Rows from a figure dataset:
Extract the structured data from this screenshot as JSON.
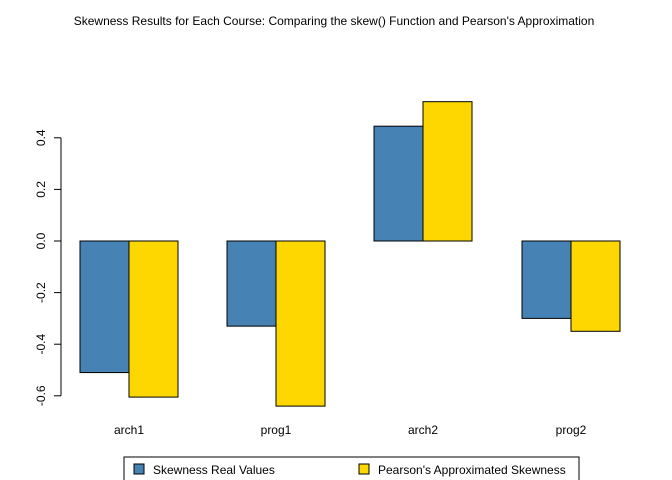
{
  "chart_data": {
    "type": "bar",
    "title": "Skewness Results for Each Course: Comparing the skew() Function and Pearson's Approximation",
    "xlabel": "",
    "ylabel": "",
    "categories": [
      "arch1",
      "prog1",
      "arch2",
      "prog2"
    ],
    "series": [
      {
        "name": "Skewness Real Values",
        "color": "#4682B4",
        "values": [
          -0.51,
          -0.33,
          0.445,
          -0.3
        ]
      },
      {
        "name": "Pearson's Approximated Skewness",
        "color": "#FFD700",
        "values": [
          -0.605,
          -0.64,
          0.54,
          -0.35
        ]
      }
    ],
    "yticks": [
      -0.6,
      -0.4,
      -0.2,
      0.0,
      0.2,
      0.4
    ],
    "ytick_labels": [
      "-0.6",
      "-0.4",
      "-0.2",
      "0.0",
      "0.2",
      "0.4"
    ],
    "ylim": [
      -0.64,
      0.54
    ],
    "grid": false,
    "legend_position": "bottom"
  }
}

| Exercise prompt |
Reproduce each line exactly, please, except for any pictures.

| Exercise output |
Extract the structured data from this screenshot as JSON.
{
  "chart_data": {
    "type": "bar",
    "title": "Skewness Results for Each Course: Comparing the skew() Function and Pearson's Approximation",
    "xlabel": "",
    "ylabel": "",
    "categories": [
      "arch1",
      "prog1",
      "arch2",
      "prog2"
    ],
    "series": [
      {
        "name": "Skewness Real Values",
        "color": "#4682B4",
        "values": [
          -0.51,
          -0.33,
          0.445,
          -0.3
        ]
      },
      {
        "name": "Pearson's Approximated Skewness",
        "color": "#FFD700",
        "values": [
          -0.605,
          -0.64,
          0.54,
          -0.35
        ]
      }
    ],
    "yticks": [
      -0.6,
      -0.4,
      -0.2,
      0.0,
      0.2,
      0.4
    ],
    "ytick_labels": [
      "-0.6",
      "-0.4",
      "-0.2",
      "0.0",
      "0.2",
      "0.4"
    ],
    "ylim": [
      -0.64,
      0.54
    ],
    "grid": false,
    "legend_position": "bottom"
  }
}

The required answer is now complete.